> What to do
Lift out each line of the data that holds "optional".

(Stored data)
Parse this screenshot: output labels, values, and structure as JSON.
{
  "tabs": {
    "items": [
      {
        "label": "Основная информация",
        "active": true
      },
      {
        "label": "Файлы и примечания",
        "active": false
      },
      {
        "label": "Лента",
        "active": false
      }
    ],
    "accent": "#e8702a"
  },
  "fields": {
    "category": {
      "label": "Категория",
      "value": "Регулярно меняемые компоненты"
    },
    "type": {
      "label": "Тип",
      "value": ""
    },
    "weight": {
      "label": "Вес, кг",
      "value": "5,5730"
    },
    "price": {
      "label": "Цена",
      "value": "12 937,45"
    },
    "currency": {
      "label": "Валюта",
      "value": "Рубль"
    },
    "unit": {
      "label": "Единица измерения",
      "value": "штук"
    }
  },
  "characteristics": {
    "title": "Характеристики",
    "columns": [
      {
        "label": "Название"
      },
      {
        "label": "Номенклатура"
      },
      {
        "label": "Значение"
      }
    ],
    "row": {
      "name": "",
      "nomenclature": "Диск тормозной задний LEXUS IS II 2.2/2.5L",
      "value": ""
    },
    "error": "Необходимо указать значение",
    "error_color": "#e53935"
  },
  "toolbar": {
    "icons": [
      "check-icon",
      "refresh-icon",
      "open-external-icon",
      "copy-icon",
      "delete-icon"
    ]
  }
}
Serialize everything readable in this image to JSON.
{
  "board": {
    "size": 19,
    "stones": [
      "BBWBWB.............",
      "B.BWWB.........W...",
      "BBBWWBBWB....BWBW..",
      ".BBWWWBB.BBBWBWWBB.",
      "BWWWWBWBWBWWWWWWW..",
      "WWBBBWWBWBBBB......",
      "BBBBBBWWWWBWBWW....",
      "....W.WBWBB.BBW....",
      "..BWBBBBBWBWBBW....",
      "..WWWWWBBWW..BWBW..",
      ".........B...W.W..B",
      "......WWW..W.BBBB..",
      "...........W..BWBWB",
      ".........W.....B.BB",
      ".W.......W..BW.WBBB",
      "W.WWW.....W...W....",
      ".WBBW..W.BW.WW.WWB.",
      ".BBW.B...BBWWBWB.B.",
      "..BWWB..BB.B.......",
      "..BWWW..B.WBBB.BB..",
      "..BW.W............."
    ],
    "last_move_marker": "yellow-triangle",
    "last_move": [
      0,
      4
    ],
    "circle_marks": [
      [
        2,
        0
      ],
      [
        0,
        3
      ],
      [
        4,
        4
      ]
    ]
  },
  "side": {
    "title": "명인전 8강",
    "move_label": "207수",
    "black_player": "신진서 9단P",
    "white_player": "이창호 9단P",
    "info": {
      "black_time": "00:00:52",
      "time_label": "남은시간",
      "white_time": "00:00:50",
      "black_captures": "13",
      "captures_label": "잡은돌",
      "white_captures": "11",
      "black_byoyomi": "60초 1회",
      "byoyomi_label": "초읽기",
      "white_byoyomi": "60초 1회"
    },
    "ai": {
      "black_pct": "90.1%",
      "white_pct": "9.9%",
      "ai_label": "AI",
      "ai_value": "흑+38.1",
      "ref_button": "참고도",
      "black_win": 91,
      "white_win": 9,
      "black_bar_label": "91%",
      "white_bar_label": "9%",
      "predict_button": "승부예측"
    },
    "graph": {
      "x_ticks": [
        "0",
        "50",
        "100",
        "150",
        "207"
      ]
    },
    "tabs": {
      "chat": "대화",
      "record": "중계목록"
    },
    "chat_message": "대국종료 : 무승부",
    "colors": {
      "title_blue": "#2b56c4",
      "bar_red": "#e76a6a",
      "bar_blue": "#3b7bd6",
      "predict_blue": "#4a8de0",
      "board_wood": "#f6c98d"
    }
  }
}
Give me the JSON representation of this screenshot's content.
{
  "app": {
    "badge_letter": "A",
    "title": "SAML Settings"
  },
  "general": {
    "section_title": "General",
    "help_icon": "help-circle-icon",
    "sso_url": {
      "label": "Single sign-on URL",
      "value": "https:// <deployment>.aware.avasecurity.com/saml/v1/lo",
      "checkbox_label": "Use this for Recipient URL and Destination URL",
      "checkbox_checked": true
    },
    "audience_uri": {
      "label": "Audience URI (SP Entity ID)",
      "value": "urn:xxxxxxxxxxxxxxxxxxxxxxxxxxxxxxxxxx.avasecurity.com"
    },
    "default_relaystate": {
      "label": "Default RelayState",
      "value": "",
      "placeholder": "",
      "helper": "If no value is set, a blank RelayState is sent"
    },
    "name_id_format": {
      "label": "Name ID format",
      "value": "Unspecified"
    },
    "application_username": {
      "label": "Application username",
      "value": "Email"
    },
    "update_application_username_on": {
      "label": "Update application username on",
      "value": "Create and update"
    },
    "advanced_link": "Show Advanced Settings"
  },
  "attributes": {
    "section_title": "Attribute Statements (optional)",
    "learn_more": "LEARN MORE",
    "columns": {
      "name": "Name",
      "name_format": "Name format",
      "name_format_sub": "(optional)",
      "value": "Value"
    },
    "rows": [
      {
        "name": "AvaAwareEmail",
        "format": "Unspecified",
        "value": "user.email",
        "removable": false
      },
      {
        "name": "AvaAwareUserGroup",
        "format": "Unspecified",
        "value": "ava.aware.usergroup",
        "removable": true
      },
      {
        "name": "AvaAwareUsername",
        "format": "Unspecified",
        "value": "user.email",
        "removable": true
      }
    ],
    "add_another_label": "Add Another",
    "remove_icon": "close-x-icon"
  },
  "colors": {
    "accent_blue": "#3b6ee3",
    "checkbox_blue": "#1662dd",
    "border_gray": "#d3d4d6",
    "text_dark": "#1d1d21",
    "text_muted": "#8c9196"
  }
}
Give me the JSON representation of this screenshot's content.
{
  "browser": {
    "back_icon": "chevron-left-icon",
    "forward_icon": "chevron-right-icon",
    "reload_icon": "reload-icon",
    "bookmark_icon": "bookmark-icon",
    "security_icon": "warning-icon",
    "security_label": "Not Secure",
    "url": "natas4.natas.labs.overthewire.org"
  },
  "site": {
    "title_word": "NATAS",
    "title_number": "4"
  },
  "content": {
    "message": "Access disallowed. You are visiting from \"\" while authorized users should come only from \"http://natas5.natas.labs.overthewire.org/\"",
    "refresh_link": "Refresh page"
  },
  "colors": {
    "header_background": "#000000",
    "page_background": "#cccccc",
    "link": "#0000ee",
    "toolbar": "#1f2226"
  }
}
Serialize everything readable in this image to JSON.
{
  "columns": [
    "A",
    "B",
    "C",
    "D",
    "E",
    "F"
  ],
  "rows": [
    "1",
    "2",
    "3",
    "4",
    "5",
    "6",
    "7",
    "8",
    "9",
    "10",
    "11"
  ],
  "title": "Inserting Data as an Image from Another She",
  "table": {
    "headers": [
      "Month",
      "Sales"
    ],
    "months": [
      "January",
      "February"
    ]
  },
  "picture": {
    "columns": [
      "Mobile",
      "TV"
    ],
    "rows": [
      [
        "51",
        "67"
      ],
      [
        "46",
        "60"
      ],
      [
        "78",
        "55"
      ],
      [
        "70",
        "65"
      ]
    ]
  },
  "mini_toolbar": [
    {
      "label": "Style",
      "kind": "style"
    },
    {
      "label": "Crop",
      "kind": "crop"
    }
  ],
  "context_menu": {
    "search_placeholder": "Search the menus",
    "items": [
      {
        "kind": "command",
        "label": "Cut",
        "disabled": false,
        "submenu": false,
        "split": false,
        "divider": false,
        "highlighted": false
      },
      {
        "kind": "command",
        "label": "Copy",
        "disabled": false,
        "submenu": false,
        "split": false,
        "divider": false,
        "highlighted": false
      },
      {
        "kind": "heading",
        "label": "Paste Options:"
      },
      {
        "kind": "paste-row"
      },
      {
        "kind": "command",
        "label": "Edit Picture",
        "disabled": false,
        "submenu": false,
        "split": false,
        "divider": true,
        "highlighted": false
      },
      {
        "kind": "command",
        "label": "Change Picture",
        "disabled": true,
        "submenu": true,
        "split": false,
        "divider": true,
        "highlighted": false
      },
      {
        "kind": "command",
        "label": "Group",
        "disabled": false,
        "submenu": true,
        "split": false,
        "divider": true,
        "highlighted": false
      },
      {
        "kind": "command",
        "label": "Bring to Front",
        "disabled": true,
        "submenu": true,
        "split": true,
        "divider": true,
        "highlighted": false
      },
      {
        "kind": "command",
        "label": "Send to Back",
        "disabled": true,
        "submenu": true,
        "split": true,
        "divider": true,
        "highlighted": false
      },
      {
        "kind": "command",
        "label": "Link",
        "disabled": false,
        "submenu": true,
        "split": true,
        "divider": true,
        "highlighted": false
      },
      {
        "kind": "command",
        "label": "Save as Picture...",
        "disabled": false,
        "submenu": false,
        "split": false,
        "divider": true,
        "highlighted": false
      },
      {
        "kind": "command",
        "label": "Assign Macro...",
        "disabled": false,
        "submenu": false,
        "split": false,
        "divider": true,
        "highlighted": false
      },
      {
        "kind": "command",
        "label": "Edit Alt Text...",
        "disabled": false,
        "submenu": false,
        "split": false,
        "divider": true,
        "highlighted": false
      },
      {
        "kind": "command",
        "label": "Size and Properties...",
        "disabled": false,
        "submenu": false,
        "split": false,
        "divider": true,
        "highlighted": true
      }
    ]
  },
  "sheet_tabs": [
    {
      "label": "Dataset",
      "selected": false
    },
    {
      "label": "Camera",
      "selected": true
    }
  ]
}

> Correct response
    "section_title": "Attribute Statements (optional)",
      "name_format_sub": "(optional)",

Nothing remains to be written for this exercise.